REQUIREMENTS >> Read the data and repeat all of it exactly.

TASK INPUT >>
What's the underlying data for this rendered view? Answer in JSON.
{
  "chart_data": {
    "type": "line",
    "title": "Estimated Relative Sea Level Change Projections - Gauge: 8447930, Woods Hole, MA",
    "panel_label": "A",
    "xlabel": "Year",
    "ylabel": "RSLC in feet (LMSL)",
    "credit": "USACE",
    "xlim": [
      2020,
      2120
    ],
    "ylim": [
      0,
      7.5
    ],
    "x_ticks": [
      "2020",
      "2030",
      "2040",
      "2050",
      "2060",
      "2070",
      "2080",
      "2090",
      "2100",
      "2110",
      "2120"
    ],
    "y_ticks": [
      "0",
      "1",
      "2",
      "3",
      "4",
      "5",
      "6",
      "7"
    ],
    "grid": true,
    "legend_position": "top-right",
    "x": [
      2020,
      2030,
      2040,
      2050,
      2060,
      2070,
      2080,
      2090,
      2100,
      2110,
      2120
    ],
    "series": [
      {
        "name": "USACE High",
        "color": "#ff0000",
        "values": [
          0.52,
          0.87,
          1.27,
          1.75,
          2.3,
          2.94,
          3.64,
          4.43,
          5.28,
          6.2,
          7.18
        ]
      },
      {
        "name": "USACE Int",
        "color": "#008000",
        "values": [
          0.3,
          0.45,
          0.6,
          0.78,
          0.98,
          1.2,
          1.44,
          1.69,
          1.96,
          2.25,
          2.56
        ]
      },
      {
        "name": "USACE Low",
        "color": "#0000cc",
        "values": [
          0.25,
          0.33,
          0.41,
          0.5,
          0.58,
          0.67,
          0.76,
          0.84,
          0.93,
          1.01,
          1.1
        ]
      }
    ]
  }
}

TASK SOLUTION >>
What's the underlying data for this rendered view? Answer in JSON.
{
  "chart_data": {
    "type": "line",
    "title": "Estimated Relative Sea Level Change Projections - Gauge: 8447930, Woods Hole, MA",
    "panel_label": "A",
    "xlabel": "Year",
    "ylabel": "RSLC in feet (LMSL)",
    "credit": "USACE",
    "xlim": [
      2020,
      2120
    ],
    "ylim": [
      0,
      7.5
    ],
    "x_ticks": [
      "2020",
      "2030",
      "2040",
      "2050",
      "2060",
      "2070",
      "2080",
      "2090",
      "2100",
      "2110",
      "2120"
    ],
    "y_ticks": [
      "0",
      "1",
      "2",
      "3",
      "4",
      "5",
      "6",
      "7"
    ],
    "grid": true,
    "legend_position": "top-right",
    "x": [
      2020,
      2030,
      2040,
      2050,
      2060,
      2070,
      2080,
      2090,
      2100,
      2110,
      2120
    ],
    "series": [
      {
        "name": "USACE High",
        "color": "#ff0000",
        "values": [
          0.52,
          0.87,
          1.27,
          1.75,
          2.3,
          2.94,
          3.64,
          4.43,
          5.28,
          6.2,
          7.18
        ]
      },
      {
        "name": "USACE Int",
        "color": "#008000",
        "values": [
          0.3,
          0.45,
          0.6,
          0.78,
          0.98,
          1.2,
          1.44,
          1.69,
          1.96,
          2.25,
          2.56
        ]
      },
      {
        "name": "USACE Low",
        "color": "#0000cc",
        "values": [
          0.25,
          0.33,
          0.41,
          0.5,
          0.58,
          0.67,
          0.76,
          0.84,
          0.93,
          1.01,
          1.1
        ]
      }
    ]
  }
}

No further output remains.